What the exercise asks → Reproduce the records exactly.

Extracted records →
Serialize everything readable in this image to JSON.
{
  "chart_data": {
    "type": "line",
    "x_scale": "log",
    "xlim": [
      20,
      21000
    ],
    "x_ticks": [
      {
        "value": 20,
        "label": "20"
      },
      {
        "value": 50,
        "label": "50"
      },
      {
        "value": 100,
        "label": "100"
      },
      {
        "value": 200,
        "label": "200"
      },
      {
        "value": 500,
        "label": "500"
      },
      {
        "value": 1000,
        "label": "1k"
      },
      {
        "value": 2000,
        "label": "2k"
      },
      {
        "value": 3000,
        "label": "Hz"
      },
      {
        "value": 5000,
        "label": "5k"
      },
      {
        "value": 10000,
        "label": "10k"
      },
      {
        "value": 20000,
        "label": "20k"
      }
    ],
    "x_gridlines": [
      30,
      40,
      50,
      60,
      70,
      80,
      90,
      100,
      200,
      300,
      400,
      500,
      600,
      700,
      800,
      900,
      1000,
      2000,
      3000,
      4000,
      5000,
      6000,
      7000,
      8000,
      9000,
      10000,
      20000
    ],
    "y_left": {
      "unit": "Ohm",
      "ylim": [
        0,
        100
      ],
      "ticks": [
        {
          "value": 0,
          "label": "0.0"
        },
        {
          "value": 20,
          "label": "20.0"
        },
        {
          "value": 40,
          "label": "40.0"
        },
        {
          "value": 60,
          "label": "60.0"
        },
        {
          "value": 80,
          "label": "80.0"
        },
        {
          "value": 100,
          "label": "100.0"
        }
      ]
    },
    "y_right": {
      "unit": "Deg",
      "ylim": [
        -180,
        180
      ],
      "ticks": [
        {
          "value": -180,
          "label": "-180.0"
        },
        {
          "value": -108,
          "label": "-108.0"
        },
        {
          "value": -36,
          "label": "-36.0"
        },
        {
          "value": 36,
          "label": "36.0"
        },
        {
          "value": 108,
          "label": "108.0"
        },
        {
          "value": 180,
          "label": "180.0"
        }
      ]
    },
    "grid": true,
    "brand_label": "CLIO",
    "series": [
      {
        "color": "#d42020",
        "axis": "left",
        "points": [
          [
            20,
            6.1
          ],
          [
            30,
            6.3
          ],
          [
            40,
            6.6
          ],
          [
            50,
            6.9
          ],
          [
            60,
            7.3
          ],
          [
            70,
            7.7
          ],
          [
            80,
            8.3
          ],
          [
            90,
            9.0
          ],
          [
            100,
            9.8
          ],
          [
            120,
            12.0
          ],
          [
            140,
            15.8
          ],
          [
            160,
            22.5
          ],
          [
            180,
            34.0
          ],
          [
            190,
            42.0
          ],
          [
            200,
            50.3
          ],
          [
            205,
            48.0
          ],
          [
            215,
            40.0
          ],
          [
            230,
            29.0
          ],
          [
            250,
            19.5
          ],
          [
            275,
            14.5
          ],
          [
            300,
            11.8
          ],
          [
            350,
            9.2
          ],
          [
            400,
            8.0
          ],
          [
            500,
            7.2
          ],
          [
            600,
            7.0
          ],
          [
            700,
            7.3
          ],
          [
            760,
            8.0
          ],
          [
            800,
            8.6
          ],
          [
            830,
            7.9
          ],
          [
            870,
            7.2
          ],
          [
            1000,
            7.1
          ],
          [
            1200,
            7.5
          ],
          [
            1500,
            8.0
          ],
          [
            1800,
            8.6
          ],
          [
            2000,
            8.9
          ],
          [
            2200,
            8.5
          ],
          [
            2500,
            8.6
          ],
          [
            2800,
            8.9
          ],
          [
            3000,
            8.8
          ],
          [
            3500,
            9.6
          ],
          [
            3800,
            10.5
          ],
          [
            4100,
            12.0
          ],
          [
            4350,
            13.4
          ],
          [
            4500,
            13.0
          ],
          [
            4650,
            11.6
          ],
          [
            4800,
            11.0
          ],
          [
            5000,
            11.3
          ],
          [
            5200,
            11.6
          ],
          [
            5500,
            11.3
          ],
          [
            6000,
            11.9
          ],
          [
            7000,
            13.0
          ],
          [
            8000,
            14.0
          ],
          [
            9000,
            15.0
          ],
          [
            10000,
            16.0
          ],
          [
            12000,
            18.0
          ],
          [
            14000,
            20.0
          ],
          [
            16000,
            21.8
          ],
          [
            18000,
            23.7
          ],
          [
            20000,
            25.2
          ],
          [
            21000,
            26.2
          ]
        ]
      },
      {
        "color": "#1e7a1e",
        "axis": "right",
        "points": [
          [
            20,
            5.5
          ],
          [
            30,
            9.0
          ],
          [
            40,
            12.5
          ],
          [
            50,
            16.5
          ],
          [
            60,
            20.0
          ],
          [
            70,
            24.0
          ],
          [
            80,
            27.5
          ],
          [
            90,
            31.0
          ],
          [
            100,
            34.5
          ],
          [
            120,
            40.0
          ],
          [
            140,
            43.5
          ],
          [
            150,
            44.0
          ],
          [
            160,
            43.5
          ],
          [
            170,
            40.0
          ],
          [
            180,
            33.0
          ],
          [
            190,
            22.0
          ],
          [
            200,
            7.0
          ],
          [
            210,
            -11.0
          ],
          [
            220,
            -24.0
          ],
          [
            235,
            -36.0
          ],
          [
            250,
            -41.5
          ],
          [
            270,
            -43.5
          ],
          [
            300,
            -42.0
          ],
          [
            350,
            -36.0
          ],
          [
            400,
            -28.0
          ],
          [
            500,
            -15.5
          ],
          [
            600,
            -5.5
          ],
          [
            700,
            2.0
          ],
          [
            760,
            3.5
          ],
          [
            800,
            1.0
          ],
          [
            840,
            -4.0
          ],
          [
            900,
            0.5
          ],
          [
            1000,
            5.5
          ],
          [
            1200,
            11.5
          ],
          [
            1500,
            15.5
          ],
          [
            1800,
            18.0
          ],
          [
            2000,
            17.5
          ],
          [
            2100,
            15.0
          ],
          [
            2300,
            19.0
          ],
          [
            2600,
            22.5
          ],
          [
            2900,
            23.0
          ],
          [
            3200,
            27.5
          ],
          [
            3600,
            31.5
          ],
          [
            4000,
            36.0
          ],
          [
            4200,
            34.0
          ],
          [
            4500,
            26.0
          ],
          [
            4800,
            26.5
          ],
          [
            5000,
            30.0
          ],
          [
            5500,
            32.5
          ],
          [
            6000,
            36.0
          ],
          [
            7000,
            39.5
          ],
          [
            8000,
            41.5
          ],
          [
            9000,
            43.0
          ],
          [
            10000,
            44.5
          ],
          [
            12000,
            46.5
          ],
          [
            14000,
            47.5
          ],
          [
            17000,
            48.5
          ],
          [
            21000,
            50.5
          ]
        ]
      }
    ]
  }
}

Response to this task →
Serialize everything readable in this image to JSON.
{
  "chart_data": {
    "type": "line",
    "x_scale": "log",
    "xlim": [
      20,
      21000
    ],
    "x_ticks": [
      {
        "value": 20,
        "label": "20"
      },
      {
        "value": 50,
        "label": "50"
      },
      {
        "value": 100,
        "label": "100"
      },
      {
        "value": 200,
        "label": "200"
      },
      {
        "value": 500,
        "label": "500"
      },
      {
        "value": 1000,
        "label": "1k"
      },
      {
        "value": 2000,
        "label": "2k"
      },
      {
        "value": 3000,
        "label": "Hz"
      },
      {
        "value": 5000,
        "label": "5k"
      },
      {
        "value": 10000,
        "label": "10k"
      },
      {
        "value": 20000,
        "label": "20k"
      }
    ],
    "x_gridlines": [
      30,
      40,
      50,
      60,
      70,
      80,
      90,
      100,
      200,
      300,
      400,
      500,
      600,
      700,
      800,
      900,
      1000,
      2000,
      3000,
      4000,
      5000,
      6000,
      7000,
      8000,
      9000,
      10000,
      20000
    ],
    "y_left": {
      "unit": "Ohm",
      "ylim": [
        0,
        100
      ],
      "ticks": [
        {
          "value": 0,
          "label": "0.0"
        },
        {
          "value": 20,
          "label": "20.0"
        },
        {
          "value": 40,
          "label": "40.0"
        },
        {
          "value": 60,
          "label": "60.0"
        },
        {
          "value": 80,
          "label": "80.0"
        },
        {
          "value": 100,
          "label": "100.0"
        }
      ]
    },
    "y_right": {
      "unit": "Deg",
      "ylim": [
        -180,
        180
      ],
      "ticks": [
        {
          "value": -180,
          "label": "-180.0"
        },
        {
          "value": -108,
          "label": "-108.0"
        },
        {
          "value": -36,
          "label": "-36.0"
        },
        {
          "value": 36,
          "label": "36.0"
        },
        {
          "value": 108,
          "label": "108.0"
        },
        {
          "value": 180,
          "label": "180.0"
        }
      ]
    },
    "grid": true,
    "brand_label": "CLIO",
    "series": [
      {
        "color": "#d42020",
        "axis": "left",
        "points": [
          [
            20,
            6.1
          ],
          [
            30,
            6.3
          ],
          [
            40,
            6.6
          ],
          [
            50,
            6.9
          ],
          [
            60,
            7.3
          ],
          [
            70,
            7.7
          ],
          [
            80,
            8.3
          ],
          [
            90,
            9.0
          ],
          [
            100,
            9.8
          ],
          [
            120,
            12.0
          ],
          [
            140,
            15.8
          ],
          [
            160,
            22.5
          ],
          [
            180,
            34.0
          ],
          [
            190,
            42.0
          ],
          [
            200,
            50.3
          ],
          [
            205,
            48.0
          ],
          [
            215,
            40.0
          ],
          [
            230,
            29.0
          ],
          [
            250,
            19.5
          ],
          [
            275,
            14.5
          ],
          [
            300,
            11.8
          ],
          [
            350,
            9.2
          ],
          [
            400,
            8.0
          ],
          [
            500,
            7.2
          ],
          [
            600,
            7.0
          ],
          [
            700,
            7.3
          ],
          [
            760,
            8.0
          ],
          [
            800,
            8.6
          ],
          [
            830,
            7.9
          ],
          [
            870,
            7.2
          ],
          [
            1000,
            7.1
          ],
          [
            1200,
            7.5
          ],
          [
            1500,
            8.0
          ],
          [
            1800,
            8.6
          ],
          [
            2000,
            8.9
          ],
          [
            2200,
            8.5
          ],
          [
            2500,
            8.6
          ],
          [
            2800,
            8.9
          ],
          [
            3000,
            8.8
          ],
          [
            3500,
            9.6
          ],
          [
            3800,
            10.5
          ],
          [
            4100,
            12.0
          ],
          [
            4350,
            13.4
          ],
          [
            4500,
            13.0
          ],
          [
            4650,
            11.6
          ],
          [
            4800,
            11.0
          ],
          [
            5000,
            11.3
          ],
          [
            5200,
            11.6
          ],
          [
            5500,
            11.3
          ],
          [
            6000,
            11.9
          ],
          [
            7000,
            13.0
          ],
          [
            8000,
            14.0
          ],
          [
            9000,
            15.0
          ],
          [
            10000,
            16.0
          ],
          [
            12000,
            18.0
          ],
          [
            14000,
            20.0
          ],
          [
            16000,
            21.8
          ],
          [
            18000,
            23.7
          ],
          [
            20000,
            25.2
          ],
          [
            21000,
            26.2
          ]
        ]
      },
      {
        "color": "#1e7a1e",
        "axis": "right",
        "points": [
          [
            20,
            5.5
          ],
          [
            30,
            9.0
          ],
          [
            40,
            12.5
          ],
          [
            50,
            16.5
          ],
          [
            60,
            20.0
          ],
          [
            70,
            24.0
          ],
          [
            80,
            27.5
          ],
          [
            90,
            31.0
          ],
          [
            100,
            34.5
          ],
          [
            120,
            40.0
          ],
          [
            140,
            43.5
          ],
          [
            150,
            44.0
          ],
          [
            160,
            43.5
          ],
          [
            170,
            40.0
          ],
          [
            180,
            33.0
          ],
          [
            190,
            22.0
          ],
          [
            200,
            7.0
          ],
          [
            210,
            -11.0
          ],
          [
            220,
            -24.0
          ],
          [
            235,
            -36.0
          ],
          [
            250,
            -41.5
          ],
          [
            270,
            -43.5
          ],
          [
            300,
            -42.0
          ],
          [
            350,
            -36.0
          ],
          [
            400,
            -28.0
          ],
          [
            500,
            -15.5
          ],
          [
            600,
            -5.5
          ],
          [
            700,
            2.0
          ],
          [
            760,
            3.5
          ],
          [
            800,
            1.0
          ],
          [
            840,
            -4.0
          ],
          [
            900,
            0.5
          ],
          [
            1000,
            5.5
          ],
          [
            1200,
            11.5
          ],
          [
            1500,
            15.5
          ],
          [
            1800,
            18.0
          ],
          [
            2000,
            17.5
          ],
          [
            2100,
            15.0
          ],
          [
            2300,
            19.0
          ],
          [
            2600,
            22.5
          ],
          [
            2900,
            23.0
          ],
          [
            3200,
            27.5
          ],
          [
            3600,
            31.5
          ],
          [
            4000,
            36.0
          ],
          [
            4200,
            34.0
          ],
          [
            4500,
            26.0
          ],
          [
            4800,
            26.5
          ],
          [
            5000,
            30.0
          ],
          [
            5500,
            32.5
          ],
          [
            6000,
            36.0
          ],
          [
            7000,
            39.5
          ],
          [
            8000,
            41.5
          ],
          [
            9000,
            43.0
          ],
          [
            10000,
            44.5
          ],
          [
            12000,
            46.5
          ],
          [
            14000,
            47.5
          ],
          [
            17000,
            48.5
          ],
          [
            21000,
            50.5
          ]
        ]
      }
    ]
  }
}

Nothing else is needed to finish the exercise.